- To be done
Quote the whole listing exactly. Leave the pictures out of your copy.

- Figure dataset records
[start]

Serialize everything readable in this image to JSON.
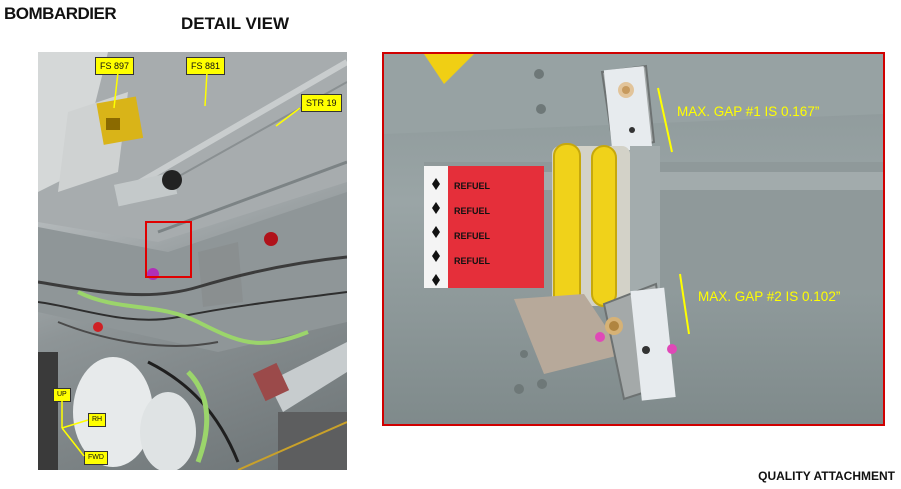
{
  "header": {
    "brand": "BOMBARDIER",
    "title": "DETAIL VIEW"
  },
  "left_photo": {
    "tags": {
      "fs897": "FS 897",
      "fs881": "FS 881",
      "str19": "STR 19",
      "up": "UP",
      "rh": "RH",
      "fwd": "FWD"
    }
  },
  "right_photo": {
    "gap1": "MAX. GAP #1 IS 0.167”",
    "gap2": "MAX. GAP #2 IS 0.102”",
    "pipe_text": "REFUEL"
  },
  "footer": {
    "label": "QUALITY ATTACHMENT"
  },
  "colors": {
    "tag_fill": "#ffff00",
    "highlight_border": "#e00000",
    "gap_text": "#ffff00"
  }
}
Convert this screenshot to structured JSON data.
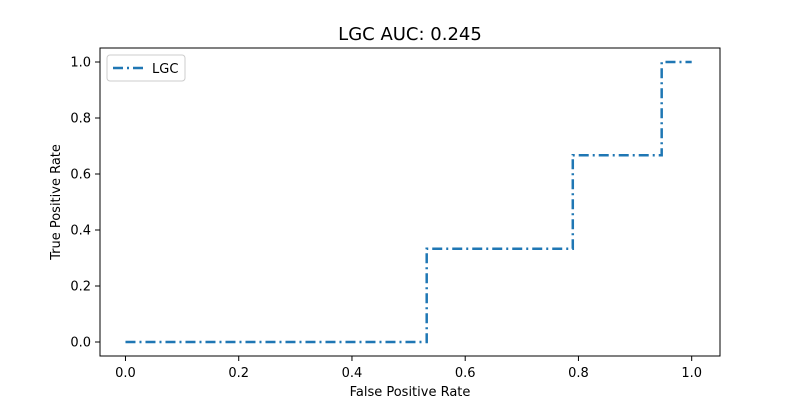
{
  "chart_data": {
    "type": "line",
    "title": "LGC AUC: 0.245",
    "xlabel": "False Positive Rate",
    "ylabel": "True Positive Rate",
    "xlim": [
      -0.045,
      1.05
    ],
    "ylim": [
      -0.05,
      1.05
    ],
    "xticks": [
      0.0,
      0.2,
      0.4,
      0.6,
      0.8,
      1.0
    ],
    "xtick_labels": [
      "0.0",
      "0.2",
      "0.4",
      "0.6",
      "0.8",
      "1.0"
    ],
    "yticks": [
      0.0,
      0.2,
      0.4,
      0.6,
      0.8,
      1.0
    ],
    "ytick_labels": [
      "0.0",
      "0.2",
      "0.4",
      "0.6",
      "0.8",
      "1.0"
    ],
    "grid": false,
    "legend_position": "top-left",
    "series": [
      {
        "name": "LGC",
        "color": "#1f77b4",
        "linestyle": "dashdot",
        "x": [
          0.0,
          0.532,
          0.532,
          0.79,
          0.79,
          0.947,
          0.947,
          1.0
        ],
        "y": [
          0.0,
          0.0,
          0.333,
          0.333,
          0.667,
          0.667,
          1.0,
          1.0
        ]
      }
    ]
  }
}
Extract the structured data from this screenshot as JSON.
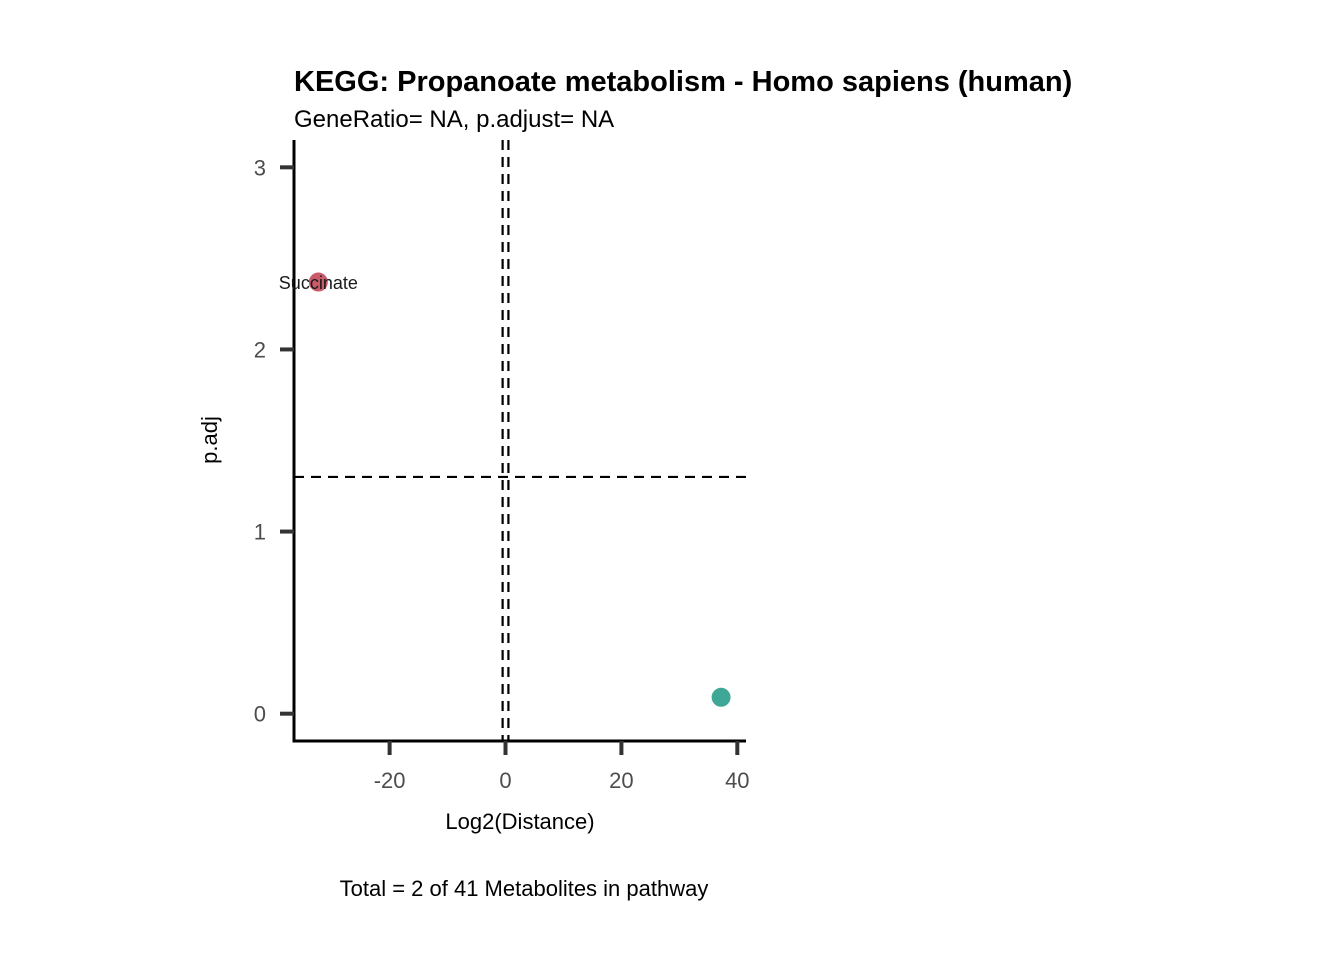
{
  "chart_data": {
    "type": "scatter",
    "title": "KEGG: Propanoate metabolism - Homo sapiens (human)",
    "subtitle": "GeneRatio= NA, p.adjust= NA",
    "xlabel": "Log2(Distance)",
    "ylabel": "p.adj",
    "caption": "Total = 2 of 41 Metabolites in pathway",
    "xlim": [
      -36.5,
      41.5
    ],
    "ylim": [
      -0.15,
      3.15
    ],
    "xticks": [
      -20,
      0,
      20,
      40
    ],
    "xtick_labels": [
      "-20",
      "0",
      "20",
      "40"
    ],
    "yticks": [
      0,
      1,
      2,
      3
    ],
    "ytick_labels": [
      "0",
      "1",
      "2",
      "3"
    ],
    "grid": false,
    "legend": "none",
    "reference_lines": {
      "horizontal": [
        1.3
      ],
      "vertical": [
        -0.5,
        0.5
      ]
    },
    "points": [
      {
        "x": -32.3,
        "y": 2.37,
        "label": "Succinate",
        "color": "#c95a6a"
      },
      {
        "x": 37.2,
        "y": 0.09,
        "label": "",
        "color": "#3fa796"
      }
    ]
  }
}
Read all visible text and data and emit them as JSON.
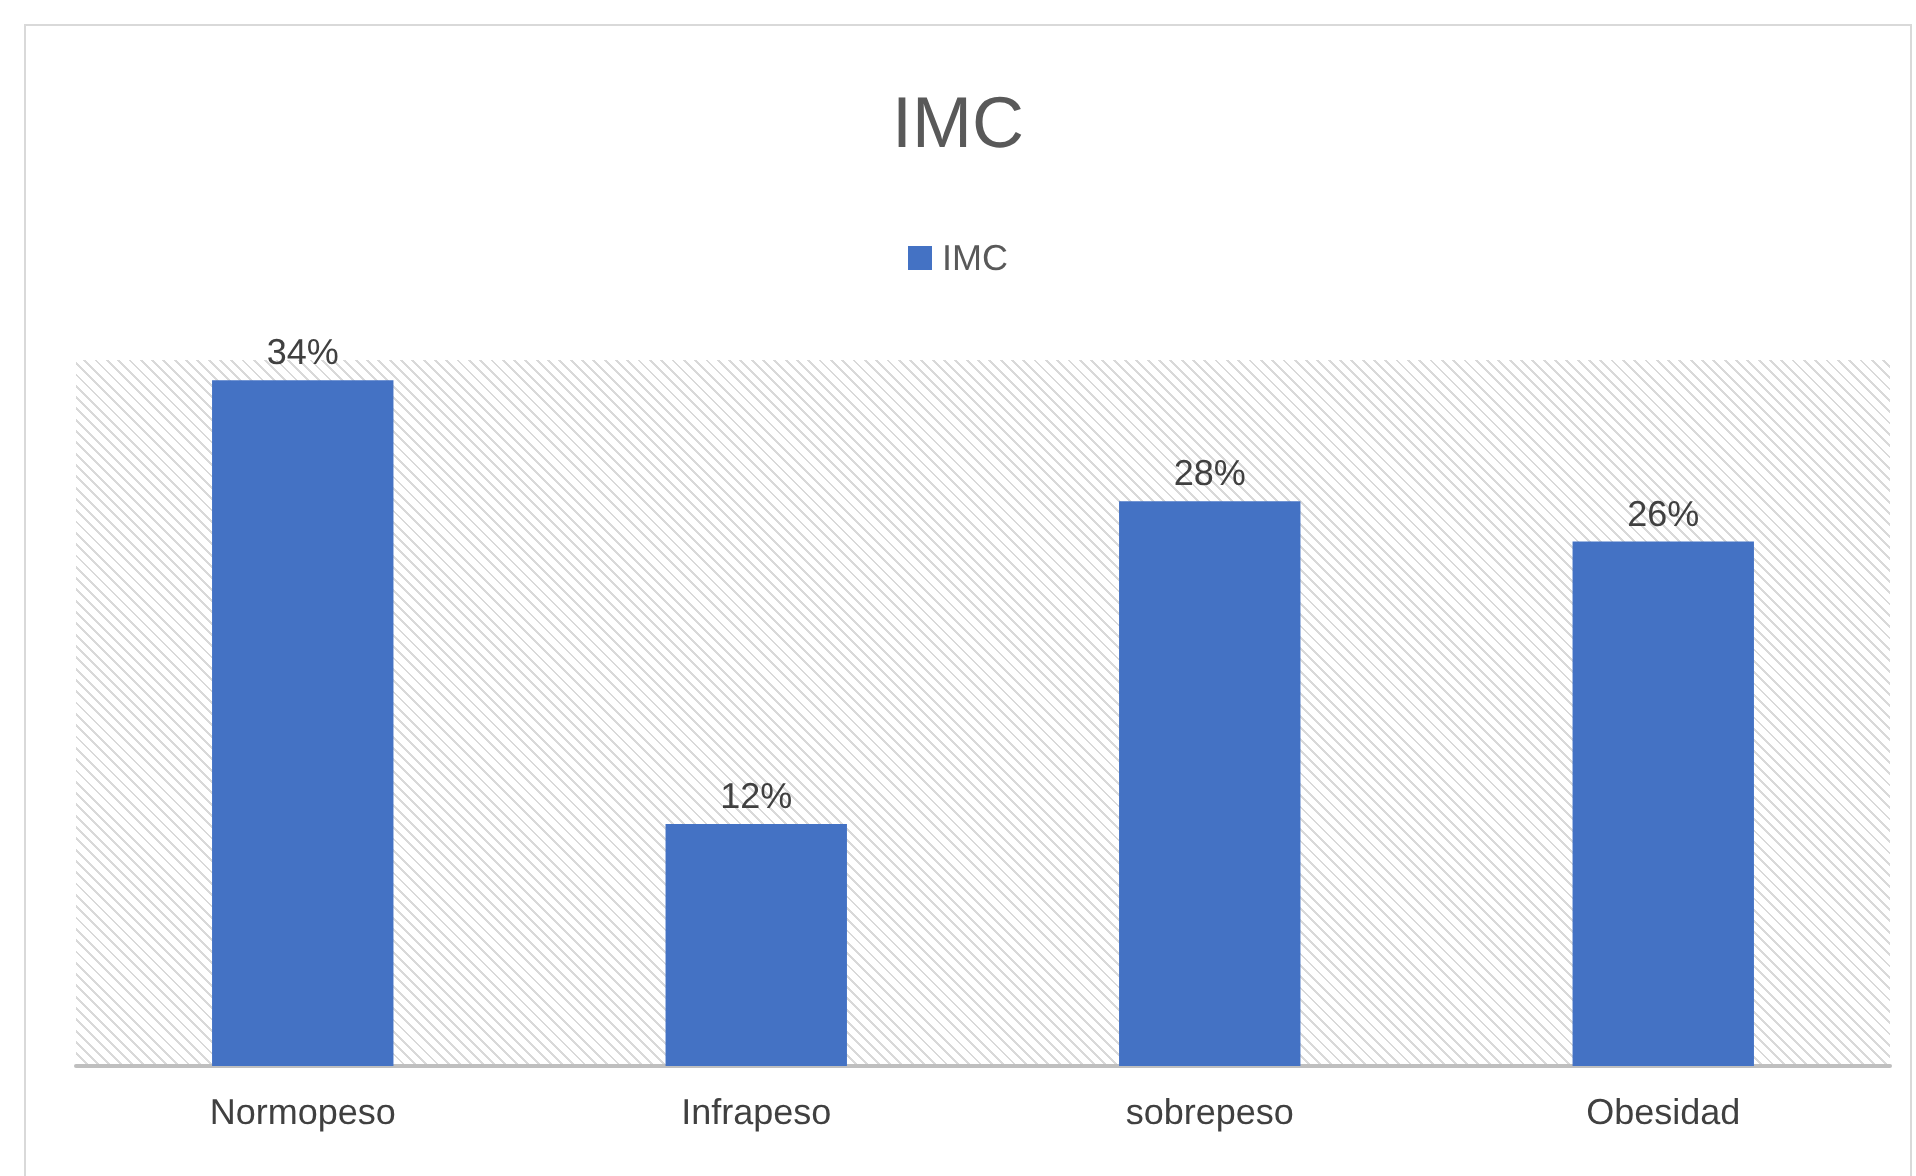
{
  "chart_data": {
    "type": "bar",
    "title": "IMC",
    "categories": [
      "Normopeso",
      "Infrapeso",
      "sobrepeso",
      "Obesidad"
    ],
    "series": [
      {
        "name": "IMC",
        "color": "#4472c4",
        "values": [
          34,
          12,
          28,
          26
        ],
        "value_labels": [
          "34%",
          "12%",
          "28%",
          "26%"
        ]
      }
    ],
    "legend": "top",
    "grid": false
  }
}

[end]

- Written solution
Serialize everything readable in this image to JSON.
{
  "header": {
    "brand": "BOMBARDIER",
    "title": "DETAIL VIEW"
  },
  "left_photo": {
    "tags": {
      "fs897": "FS 897",
      "fs881": "FS 881",
      "str19": "STR 19",
      "up": "UP",
      "rh": "RH",
      "fwd": "FWD"
    }
  },
  "right_photo": {
    "gap1": "MAX. GAP #1 IS 0.167”",
    "gap2": "MAX. GAP #2 IS 0.102”",
    "pipe_text": "REFUEL"
  },
  "footer": {
    "label": "QUALITY ATTACHMENT"
  },
  "colors": {
    "tag_fill": "#ffff00",
    "highlight_border": "#e00000",
    "gap_text": "#ffff00"
  }
}
Convert this screenshot to structured JSON data.
{
  "chart_data": {
    "type": "line",
    "title": "LGC AUC: 0.245",
    "xlabel": "False Positive Rate",
    "ylabel": "True Positive Rate",
    "xlim": [
      -0.045,
      1.05
    ],
    "ylim": [
      -0.05,
      1.05
    ],
    "xticks": [
      0.0,
      0.2,
      0.4,
      0.6,
      0.8,
      1.0
    ],
    "xtick_labels": [
      "0.0",
      "0.2",
      "0.4",
      "0.6",
      "0.8",
      "1.0"
    ],
    "yticks": [
      0.0,
      0.2,
      0.4,
      0.6,
      0.8,
      1.0
    ],
    "ytick_labels": [
      "0.0",
      "0.2",
      "0.4",
      "0.6",
      "0.8",
      "1.0"
    ],
    "grid": false,
    "legend_position": "top-left",
    "series": [
      {
        "name": "LGC",
        "color": "#1f77b4",
        "linestyle": "dashdot",
        "x": [
          0.0,
          0.532,
          0.532,
          0.79,
          0.79,
          0.947,
          0.947,
          1.0
        ],
        "y": [
          0.0,
          0.0,
          0.333,
          0.333,
          0.667,
          0.667,
          1.0,
          1.0
        ]
      }
    ]
  }
}
Extract the structured data from this screenshot as JSON.
{
  "chart_data": {
    "type": "scatter",
    "title": "KEGG: Propanoate metabolism - Homo sapiens (human)",
    "subtitle": "GeneRatio= NA, p.adjust= NA",
    "xlabel": "Log2(Distance)",
    "ylabel": "p.adj",
    "caption": "Total = 2 of 41 Metabolites in pathway",
    "xlim": [
      -36.5,
      41.5
    ],
    "ylim": [
      -0.15,
      3.15
    ],
    "xticks": [
      -20,
      0,
      20,
      40
    ],
    "xtick_labels": [
      "-20",
      "0",
      "20",
      "40"
    ],
    "yticks": [
      0,
      1,
      2,
      3
    ],
    "ytick_labels": [
      "0",
      "1",
      "2",
      "3"
    ],
    "grid": false,
    "legend": "none",
    "reference_lines": {
      "horizontal": [
        1.3
      ],
      "vertical": [
        -0.5,
        0.5
      ]
    },
    "points": [
      {
        "x": -32.3,
        "y": 2.37,
        "label": "Succinate",
        "color": "#c95a6a"
      },
      {
        "x": 37.2,
        "y": 0.09,
        "label": "",
        "color": "#3fa796"
      }
    ]
  }
}
Read all visible text and data and emit them as JSON.
{
  "chart_data": {
    "type": "bar",
    "title": "IMC",
    "categories": [
      "Normopeso",
      "Infrapeso",
      "sobrepeso",
      "Obesidad"
    ],
    "series": [
      {
        "name": "IMC",
        "color": "#4472c4",
        "values": [
          34,
          12,
          28,
          26
        ],
        "value_labels": [
          "34%",
          "12%",
          "28%",
          "26%"
        ]
      }
    ],
    "legend": "top",
    "grid": false
  }
}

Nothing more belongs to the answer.